Tell how many lines contain the word "something". Reply with the number only.

※

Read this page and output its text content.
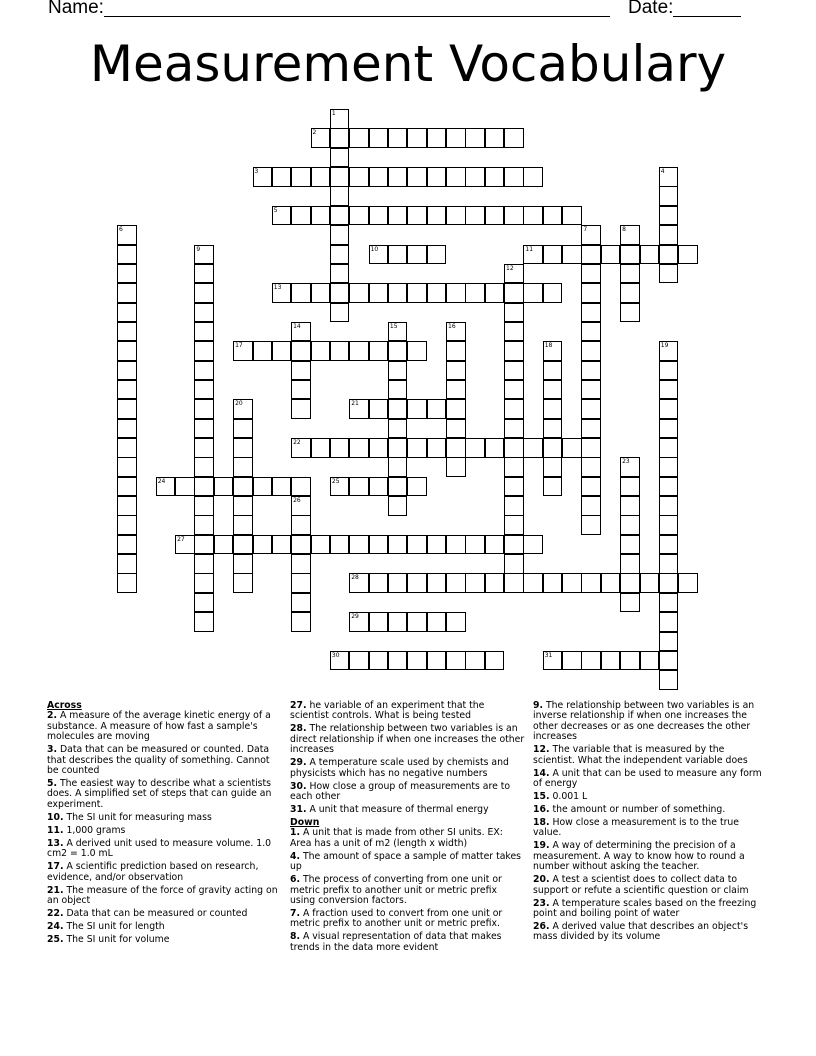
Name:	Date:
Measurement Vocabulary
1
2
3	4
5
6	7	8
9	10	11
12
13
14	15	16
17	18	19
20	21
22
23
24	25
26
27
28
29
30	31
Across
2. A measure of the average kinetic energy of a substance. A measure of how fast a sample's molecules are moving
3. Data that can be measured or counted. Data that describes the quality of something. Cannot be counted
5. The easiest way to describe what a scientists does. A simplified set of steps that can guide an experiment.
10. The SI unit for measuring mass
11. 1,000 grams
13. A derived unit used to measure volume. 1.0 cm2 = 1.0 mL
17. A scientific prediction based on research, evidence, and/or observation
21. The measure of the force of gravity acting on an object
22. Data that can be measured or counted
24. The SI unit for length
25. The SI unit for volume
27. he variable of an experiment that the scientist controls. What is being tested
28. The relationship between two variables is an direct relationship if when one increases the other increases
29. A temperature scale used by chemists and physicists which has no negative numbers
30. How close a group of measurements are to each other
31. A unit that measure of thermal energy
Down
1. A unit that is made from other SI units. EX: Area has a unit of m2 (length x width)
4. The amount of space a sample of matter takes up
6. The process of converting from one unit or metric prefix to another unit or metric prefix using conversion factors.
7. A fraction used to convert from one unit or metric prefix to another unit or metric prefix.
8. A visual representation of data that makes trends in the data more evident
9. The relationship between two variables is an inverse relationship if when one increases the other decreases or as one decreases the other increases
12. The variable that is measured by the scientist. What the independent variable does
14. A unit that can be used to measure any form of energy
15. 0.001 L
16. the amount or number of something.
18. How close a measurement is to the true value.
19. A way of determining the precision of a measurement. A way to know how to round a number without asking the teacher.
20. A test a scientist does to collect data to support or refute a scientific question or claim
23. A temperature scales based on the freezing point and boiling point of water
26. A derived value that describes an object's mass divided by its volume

※

- [CORRECT RESPONSE] 2